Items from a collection

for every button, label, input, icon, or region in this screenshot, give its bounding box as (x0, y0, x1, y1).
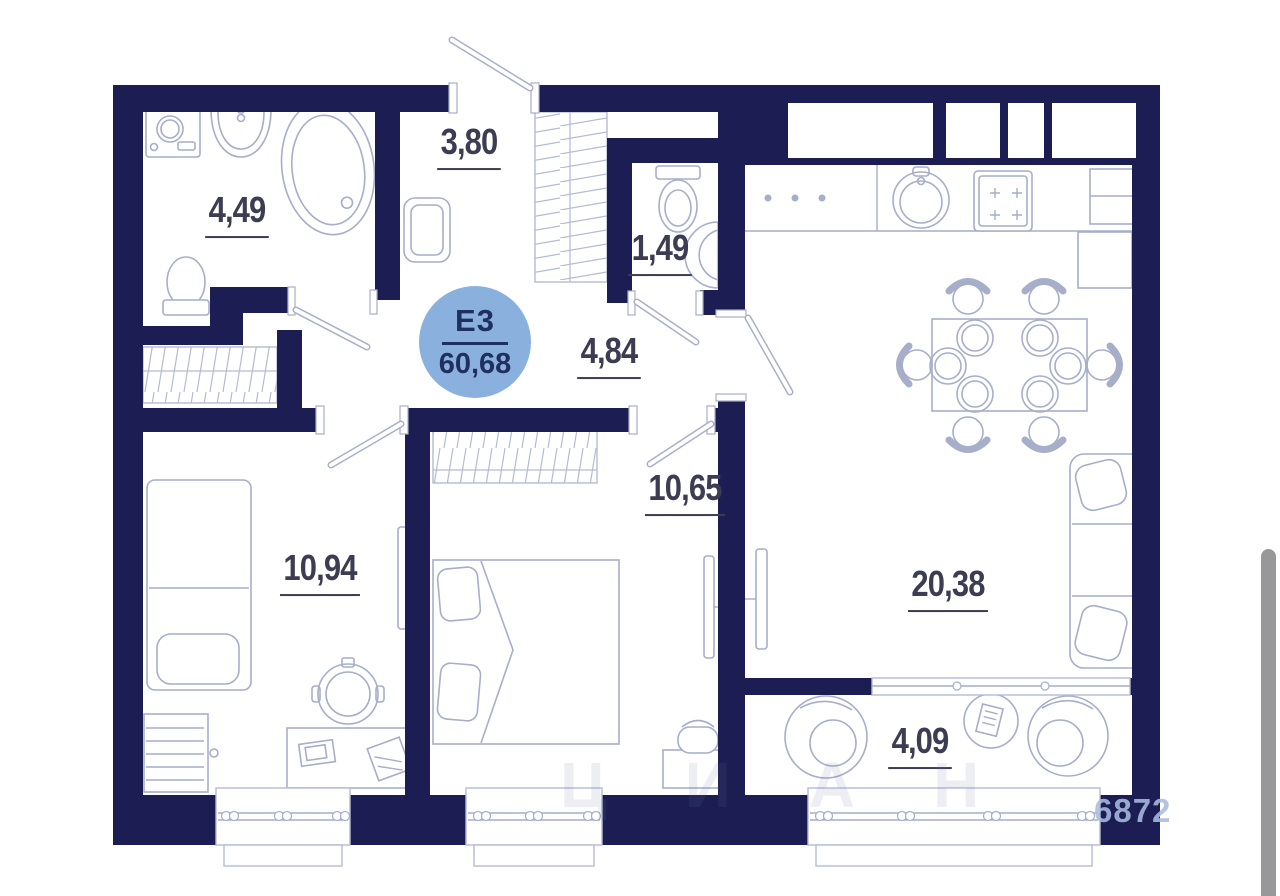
area-value-bathroom: 4,49 (205, 189, 269, 238)
fridge-icon (1090, 169, 1136, 224)
stove-icon (974, 171, 1032, 231)
watermark-logo: ЦИАН (560, 748, 1080, 822)
dining-table-icon (930, 319, 1087, 412)
unit-total-area: 60,68 (439, 350, 512, 379)
area-value-wc: 1,49 (628, 227, 692, 276)
unit-badge: E3 60,68 (419, 286, 531, 398)
area-label-hallway: 3,80 (437, 121, 501, 170)
scrollbar-thumb[interactable] (1261, 549, 1276, 896)
area-value-bedroom-2: 10,65 (645, 467, 725, 516)
kitchen-wall-windows (788, 103, 1136, 158)
hallway-console-icon (404, 198, 450, 262)
unit-number: E3 (455, 305, 495, 336)
area-value-corridor: 4,84 (577, 330, 641, 379)
bedroom-1-window (216, 788, 350, 866)
area-label-bedroom-2: 10,65 (645, 467, 725, 516)
area-label-corridor: 4,84 (577, 330, 641, 379)
kitchen-sink-icon (893, 167, 949, 228)
shelf-icon (144, 714, 218, 792)
living-tv-icon (745, 549, 767, 649)
double-bed-icon (433, 560, 619, 744)
wc-toilet-icon (656, 166, 700, 232)
entrance-door (452, 40, 530, 88)
area-value-living-kitchen: 20,38 (908, 563, 988, 612)
balcony-table-icon (964, 694, 1018, 748)
washing-machine-icon (146, 107, 200, 157)
pot-plant-icon (312, 658, 384, 724)
area-label-living-kitchen: 20,38 (908, 563, 988, 612)
area-label-bathroom: 4,49 (205, 189, 269, 238)
watermark-id: 6872 (1094, 792, 1171, 830)
area-value-hallway: 3,80 (437, 121, 501, 170)
hallway-closet-hatch (535, 112, 607, 282)
living-door (716, 310, 790, 401)
floor-plan-page: 4,49 3,80 1,49 4,84 10,94 10,65 20,38 4,… (0, 0, 1280, 896)
bedroom-2-wardrobe-hatch (433, 425, 597, 483)
bedroom-1-desk-icon (287, 728, 411, 788)
single-bed-icon (147, 480, 251, 690)
badge-divider (442, 342, 508, 345)
kitchen-cabinet-icon (1078, 232, 1132, 288)
bedroom-1-closet-hatch (143, 347, 277, 403)
living-balcony-glazing (872, 678, 1130, 695)
bathroom-toilet-icon (163, 257, 209, 315)
area-label-wc: 1,49 (628, 227, 692, 276)
bedroom-2-door (629, 406, 715, 464)
area-label-bedroom-1: 10,94 (280, 547, 360, 596)
bathtub-icon (273, 95, 383, 240)
area-value-bedroom-1: 10,94 (280, 547, 360, 596)
bedroom-1-door (316, 406, 408, 465)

WHAT YOU SHOULD DO:
Rewrite every item with "hatch" changed to "panel" wherever it occurs, keeping all other text as it is, and leave the pictures out.

SOLUTION FOR THIS PROBLEM:
for every button, label, input, icon, or region in this screenshot, give its bounding box as (x0, y0, x1, y1).
area-value-bathroom: 4,49 (205, 189, 269, 238)
fridge-icon (1090, 169, 1136, 224)
stove-icon (974, 171, 1032, 231)
watermark-logo: ЦИАН (560, 748, 1080, 822)
dining-table-icon (930, 319, 1087, 412)
unit-total-area: 60,68 (439, 350, 512, 379)
area-value-wc: 1,49 (628, 227, 692, 276)
unit-badge: E3 60,68 (419, 286, 531, 398)
area-label-hallway: 3,80 (437, 121, 501, 170)
scrollbar-thumb[interactable] (1261, 549, 1276, 896)
area-value-bedroom-2: 10,65 (645, 467, 725, 516)
kitchen-wall-windows (788, 103, 1136, 158)
hallway-console-icon (404, 198, 450, 262)
unit-number: E3 (455, 305, 495, 336)
area-value-corridor: 4,84 (577, 330, 641, 379)
bedroom-1-window (216, 788, 350, 866)
area-label-bedroom-2: 10,65 (645, 467, 725, 516)
area-label-corridor: 4,84 (577, 330, 641, 379)
kitchen-sink-icon (893, 167, 949, 228)
shelf-icon (144, 714, 218, 792)
living-tv-icon (745, 549, 767, 649)
double-bed-icon (433, 560, 619, 744)
wc-toilet-icon (656, 166, 700, 232)
entrance-door (452, 40, 530, 88)
area-value-living-kitchen: 20,38 (908, 563, 988, 612)
balcony-table-icon (964, 694, 1018, 748)
washing-machine-icon (146, 107, 200, 157)
pot-plant-icon (312, 658, 384, 724)
area-label-living-kitchen: 20,38 (908, 563, 988, 612)
area-label-bathroom: 4,49 (205, 189, 269, 238)
watermark-id: 6872 (1094, 792, 1171, 830)
area-value-hallway: 3,80 (437, 121, 501, 170)
hallway-closet-panel (535, 112, 607, 282)
living-door (716, 310, 790, 401)
floor-plan-page: 4,49 3,80 1,49 4,84 10,94 10,65 20,38 4,… (0, 0, 1280, 896)
bedroom-2-wardrobe-panel (433, 425, 597, 483)
bedroom-1-desk-icon (287, 728, 411, 788)
single-bed-icon (147, 480, 251, 690)
badge-divider (442, 342, 508, 345)
kitchen-cabinet-icon (1078, 232, 1132, 288)
bedroom-1-closet-panel (143, 347, 277, 403)
living-balcony-glazing (872, 678, 1130, 695)
bathroom-toilet-icon (163, 257, 209, 315)
area-label-wc: 1,49 (628, 227, 692, 276)
bedroom-2-door (629, 406, 715, 464)
area-label-bedroom-1: 10,94 (280, 547, 360, 596)
bathtub-icon (273, 95, 383, 240)
area-value-bedroom-1: 10,94 (280, 547, 360, 596)
bedroom-1-door (316, 406, 408, 465)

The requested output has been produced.